(Extracted data entries)
--- start ---

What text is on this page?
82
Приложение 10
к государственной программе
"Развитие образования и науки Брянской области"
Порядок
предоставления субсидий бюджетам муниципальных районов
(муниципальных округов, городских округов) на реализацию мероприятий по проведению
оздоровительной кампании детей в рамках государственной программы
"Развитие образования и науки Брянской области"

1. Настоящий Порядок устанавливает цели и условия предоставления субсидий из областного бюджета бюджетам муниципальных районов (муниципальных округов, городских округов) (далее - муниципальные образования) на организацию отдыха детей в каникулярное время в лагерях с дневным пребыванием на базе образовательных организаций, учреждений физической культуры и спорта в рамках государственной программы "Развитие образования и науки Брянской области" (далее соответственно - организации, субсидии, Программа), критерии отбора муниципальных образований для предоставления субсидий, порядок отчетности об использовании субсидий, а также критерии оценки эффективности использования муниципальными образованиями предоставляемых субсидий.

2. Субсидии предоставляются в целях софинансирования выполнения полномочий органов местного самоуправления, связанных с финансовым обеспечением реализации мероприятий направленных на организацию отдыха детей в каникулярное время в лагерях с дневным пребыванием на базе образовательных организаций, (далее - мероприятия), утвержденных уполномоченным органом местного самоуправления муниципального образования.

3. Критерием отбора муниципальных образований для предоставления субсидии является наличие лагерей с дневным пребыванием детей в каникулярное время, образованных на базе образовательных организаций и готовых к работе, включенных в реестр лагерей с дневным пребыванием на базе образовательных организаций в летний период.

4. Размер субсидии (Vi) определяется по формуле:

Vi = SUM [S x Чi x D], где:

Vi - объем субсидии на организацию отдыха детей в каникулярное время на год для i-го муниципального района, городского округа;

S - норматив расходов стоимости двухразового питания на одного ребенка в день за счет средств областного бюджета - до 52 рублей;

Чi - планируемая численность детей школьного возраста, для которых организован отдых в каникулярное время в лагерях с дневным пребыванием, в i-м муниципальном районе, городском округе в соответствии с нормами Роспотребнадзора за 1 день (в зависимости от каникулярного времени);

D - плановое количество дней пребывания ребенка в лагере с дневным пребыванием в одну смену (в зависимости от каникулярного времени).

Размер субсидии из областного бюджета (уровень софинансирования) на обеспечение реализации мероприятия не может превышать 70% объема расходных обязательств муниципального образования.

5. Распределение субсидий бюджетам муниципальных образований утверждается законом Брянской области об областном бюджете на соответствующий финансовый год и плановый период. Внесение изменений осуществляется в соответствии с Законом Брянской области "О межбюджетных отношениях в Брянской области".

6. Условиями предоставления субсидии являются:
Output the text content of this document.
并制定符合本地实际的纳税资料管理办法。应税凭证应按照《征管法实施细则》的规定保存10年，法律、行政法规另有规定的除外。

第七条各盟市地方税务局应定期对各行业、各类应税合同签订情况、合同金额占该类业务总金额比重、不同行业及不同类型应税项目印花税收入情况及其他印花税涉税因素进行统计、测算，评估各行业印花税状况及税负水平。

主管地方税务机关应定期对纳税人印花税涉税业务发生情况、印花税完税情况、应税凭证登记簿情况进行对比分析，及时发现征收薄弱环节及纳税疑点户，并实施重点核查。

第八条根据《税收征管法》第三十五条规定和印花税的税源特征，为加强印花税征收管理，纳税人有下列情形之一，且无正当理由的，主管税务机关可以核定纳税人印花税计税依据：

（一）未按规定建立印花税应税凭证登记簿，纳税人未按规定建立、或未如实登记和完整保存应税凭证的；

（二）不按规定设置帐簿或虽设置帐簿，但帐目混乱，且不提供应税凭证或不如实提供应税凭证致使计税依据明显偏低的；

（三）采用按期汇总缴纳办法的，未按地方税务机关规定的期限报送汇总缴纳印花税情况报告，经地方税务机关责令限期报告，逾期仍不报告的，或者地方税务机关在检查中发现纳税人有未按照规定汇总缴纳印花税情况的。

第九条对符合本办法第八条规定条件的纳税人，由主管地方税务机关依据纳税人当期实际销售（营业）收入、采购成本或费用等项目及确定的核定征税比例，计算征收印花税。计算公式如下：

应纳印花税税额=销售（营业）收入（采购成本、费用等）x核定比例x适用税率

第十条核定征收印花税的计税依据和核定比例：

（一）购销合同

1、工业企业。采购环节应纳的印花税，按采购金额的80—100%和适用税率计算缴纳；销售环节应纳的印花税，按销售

--- end ---

> _PROBLEM TO SOLVE_: Keep only the lines that hold the string "период", and copy them out.

> _OUTPUT_:
3. Критерием отбора муниципальных образований для предоставления субсидии является наличие лагерей с дневным пребыванием детей в каникулярное время, образованных на базе образовательных организаций и готовых к работе, включенных в реестр лагерей с дневным пребыванием на базе образовательных организаций в летний период.
5. Распределение субсидий бюджетам муниципальных образований утверждается законом Брянской области об областном бюджете на соответствующий финансовый год и плановый период. Внесение изменений осуществляется в соответствии с Законом Брянской области "О межбюджетных отношениях в Брянской области".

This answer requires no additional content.